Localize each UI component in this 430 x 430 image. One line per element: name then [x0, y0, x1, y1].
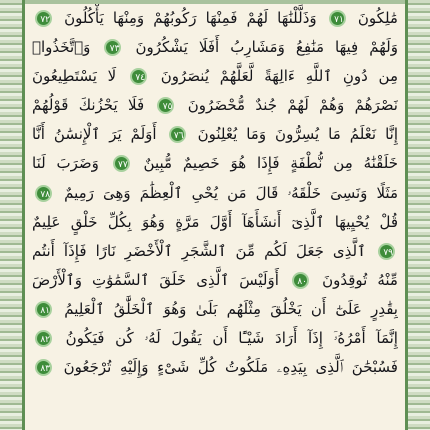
verse-text: لَا يَسْتَطِيعُونَ [32, 67, 117, 86]
ayah-number-marker: ٧٥ [157, 97, 174, 114]
text-line [32, 266, 398, 295]
verse-text: وَذَلَّلْنَٰهَا لَهُمْ فَمِنْهَا رَكُوبُهُمْ وَمِنْهَا يَأْكُلُونَ [64, 9, 317, 27]
text-line [32, 237, 398, 266]
verse-text: ٱلَّذِى جَعَلَ لَكُم مِّنَ ٱلشَّجَرِ ٱلْأَخْضَرِ نَارًا فَإِذَآ أَنتُم [32, 241, 366, 260]
ayah-number-marker: ٧٣ [104, 39, 121, 56]
ayah-number-marker: ٨٢ [35, 330, 52, 347]
verse-text: مِن دُونِ ٱللَّهِ ءَالِهَةً لَّعَلَّهُمْ يُنصَرُونَ [160, 67, 398, 86]
verse-text: مَثَلًا وَنَسِىَ خَلْقَهُۥ قَالَ مَن يُحْىِ ٱلْعِظَٰمَ وَهِىَ رَمِيمٌ [64, 183, 398, 202]
ayah-number-marker: ٧٦ [169, 126, 186, 143]
ayah-number-marker: ٧٢ [35, 10, 52, 27]
text-line [32, 353, 398, 382]
text-line [32, 149, 398, 178]
verse-text: قُلْ يُحْيِيهَا ٱلَّذِىٓ أَنشَأَهَآ أَوَّلَ مَرَّةٍ وَهُوَ بِكُلِّ خَلْقٍ عَلِيمٌ [32, 212, 398, 231]
verse-text: إِنَّمَآ أَمْرُهُۥٓ إِذَآ أَرَادَ شَيْـًٔا أَن يَقُولَ لَهُۥ كُن فَيَكُونُ [65, 329, 398, 348]
text-line [32, 179, 398, 208]
ayah-number-marker: ٧٩ [378, 243, 395, 260]
right-border-line [405, 0, 408, 430]
verse-text: إِنَّا نَعْلَمُ مَا يُسِرُّونَ وَمَا يُعْلِنُونَ [197, 125, 398, 144]
verse-text: وَلَهُمْ فِيهَا مَنَٰفِعُ وَمَشَارِبُ أَفَلَا يَشْكُرُونَ [135, 38, 398, 57]
text-line [32, 120, 398, 149]
verse-text: أَوَلَيْسَ ٱلَّذِى خَلَقَ ٱلسَّمَٰوَٰتِ وَٱلْأَرْضَ [32, 270, 279, 289]
verse-text: مَٰلِكُونَ [357, 9, 398, 27]
verse-text: بِقَٰدِرٍ عَلَىٰٓ أَن يَخْلُقَ مِثْلَهُم بَلَىٰ وَهُوَ ٱلْخَلَّٰقُ ٱلْعَلِيمُ [64, 299, 398, 318]
verse-text: وَٱتَّخَذُوا۟ [32, 38, 91, 57]
text-line [32, 62, 398, 91]
verse-text: فَسُبْحَٰنَ ٱلَّذِى بِيَدِهِۦ مَلَكُوتُ كُلِّ شَىْءٍ وَإِلَيْهِ تُرْجَعُونَ [63, 358, 398, 377]
right-ornament-border [408, 0, 430, 430]
ayah-number-marker: ٧٨ [35, 185, 52, 202]
ayah-number-marker: ٨١ [35, 301, 52, 318]
verse-text: نَصْرَهُمْ وَهُمْ لَهُمْ جُندٌ مُّحْضَرُونَ [187, 96, 398, 115]
left-border-line [22, 0, 25, 430]
text-line [32, 324, 398, 353]
text-line [32, 33, 398, 62]
verse-text: وَضَرَبَ لَنَا [32, 154, 99, 173]
verse-text: مِّنْهُ تُوقِدُونَ [322, 270, 398, 289]
text-line [32, 208, 398, 237]
text-line [32, 295, 398, 324]
text-line [32, 4, 398, 33]
ayah-number-marker: ٨٠ [292, 272, 309, 289]
verse-text: خَلَقْنَٰهُ مِن نُّطْفَةٍ فَإِذَا هُوَ خَصِيمٌ مُّبِينٌ [143, 154, 398, 173]
verse-text: أَوَلَمْ يَرَ ٱلْإِنسَٰنُ أَنَّا [32, 125, 157, 144]
left-ornament-border [0, 0, 22, 430]
verse-text: فَلَا يَحْزُنكَ قَوْلُهُمْ [32, 96, 145, 115]
ayah-number-marker: ٨٣ [35, 359, 52, 376]
ayah-number-marker: ٧١ [329, 10, 346, 27]
ayah-number-marker: ٧٤ [130, 68, 147, 85]
verse-text-area [32, 4, 398, 430]
text-line [32, 91, 398, 120]
ayah-number-marker: ٧٧ [113, 155, 130, 172]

---

▸ **WHAT TO WORK ON**:
Reproduce every line of the records above without changing anything, and leave out the picture.

▸ **FINISHED EXERCISE**:
Localize each UI component in this 430 x 430 image. One line per element: name then [x0, y0, x1, y1].
verse-text: لَا يَسْتَطِيعُونَ [32, 67, 117, 86]
ayah-number-marker: ٧٥ [157, 97, 174, 114]
text-line [32, 266, 398, 295]
verse-text: وَذَلَّلْنَٰهَا لَهُمْ فَمِنْهَا رَكُوبُهُمْ وَمِنْهَا يَأْكُلُونَ [64, 9, 317, 27]
text-line [32, 237, 398, 266]
verse-text: ٱلَّذِى جَعَلَ لَكُم مِّنَ ٱلشَّجَرِ ٱلْأَخْضَرِ نَارًا فَإِذَآ أَنتُم [32, 241, 366, 260]
ayah-number-marker: ٧٣ [104, 39, 121, 56]
ayah-number-marker: ٨٢ [35, 330, 52, 347]
verse-text: مِن دُونِ ٱللَّهِ ءَالِهَةً لَّعَلَّهُمْ يُنصَرُونَ [160, 67, 398, 86]
verse-text: مَثَلًا وَنَسِىَ خَلْقَهُۥ قَالَ مَن يُحْىِ ٱلْعِظَٰمَ وَهِىَ رَمِيمٌ [64, 183, 398, 202]
ayah-number-marker: ٧٦ [169, 126, 186, 143]
ayah-number-marker: ٧٢ [35, 10, 52, 27]
text-line [32, 353, 398, 382]
text-line [32, 149, 398, 178]
verse-text: قُلْ يُحْيِيهَا ٱلَّذِىٓ أَنشَأَهَآ أَوَّلَ مَرَّةٍ وَهُوَ بِكُلِّ خَلْقٍ عَلِيمٌ [32, 212, 398, 231]
verse-text: إِنَّمَآ أَمْرُهُۥٓ إِذَآ أَرَادَ شَيْـًٔا أَن يَقُولَ لَهُۥ كُن فَيَكُونُ [65, 329, 398, 348]
text-line [32, 179, 398, 208]
ayah-number-marker: ٧٩ [378, 243, 395, 260]
right-border-line [405, 0, 408, 430]
verse-text: إِنَّا نَعْلَمُ مَا يُسِرُّونَ وَمَا يُعْلِنُونَ [197, 125, 398, 144]
verse-text: وَلَهُمْ فِيهَا مَنَٰفِعُ وَمَشَارِبُ أَفَلَا يَشْكُرُونَ [135, 38, 398, 57]
text-line [32, 120, 398, 149]
verse-text: أَوَلَيْسَ ٱلَّذِى خَلَقَ ٱلسَّمَٰوَٰتِ وَٱلْأَرْضَ [32, 270, 279, 289]
verse-text: مَٰلِكُونَ [357, 9, 398, 27]
verse-text: بِقَٰدِرٍ عَلَىٰٓ أَن يَخْلُقَ مِثْلَهُم بَلَىٰ وَهُوَ ٱلْخَلَّٰقُ ٱلْعَلِيمُ [64, 299, 398, 318]
verse-text: وَٱتَّخَذُوا۟ [32, 38, 91, 57]
text-line [32, 62, 398, 91]
verse-text: فَسُبْحَٰنَ ٱلَّذِى بِيَدِهِۦ مَلَكُوتُ كُلِّ شَىْءٍ وَإِلَيْهِ تُرْجَعُونَ [63, 358, 398, 377]
right-ornament-border [408, 0, 430, 430]
ayah-number-marker: ٧٨ [35, 185, 52, 202]
ayah-number-marker: ٨١ [35, 301, 52, 318]
verse-text: نَصْرَهُمْ وَهُمْ لَهُمْ جُندٌ مُّحْضَرُونَ [187, 96, 398, 115]
left-border-line [22, 0, 25, 430]
text-line [32, 324, 398, 353]
text-line [32, 33, 398, 62]
verse-text: وَضَرَبَ لَنَا [32, 154, 99, 173]
verse-text: مِّنْهُ تُوقِدُونَ [322, 270, 398, 289]
text-line [32, 208, 398, 237]
text-line [32, 295, 398, 324]
text-line [32, 4, 398, 33]
ayah-number-marker: ٨٠ [292, 272, 309, 289]
verse-text: خَلَقْنَٰهُ مِن نُّطْفَةٍ فَإِذَا هُوَ خَصِيمٌ مُّبِينٌ [143, 154, 398, 173]
verse-text: أَوَلَمْ يَرَ ٱلْإِنسَٰنُ أَنَّا [32, 125, 157, 144]
left-ornament-border [0, 0, 22, 430]
verse-text: فَلَا يَحْزُنكَ قَوْلُهُمْ [32, 96, 145, 115]
ayah-number-marker: ٨٣ [35, 359, 52, 376]
ayah-number-marker: ٧١ [329, 10, 346, 27]
ayah-number-marker: ٧٤ [130, 68, 147, 85]
verse-text-area [32, 4, 398, 430]
text-line [32, 91, 398, 120]
ayah-number-marker: ٧٧ [113, 155, 130, 172]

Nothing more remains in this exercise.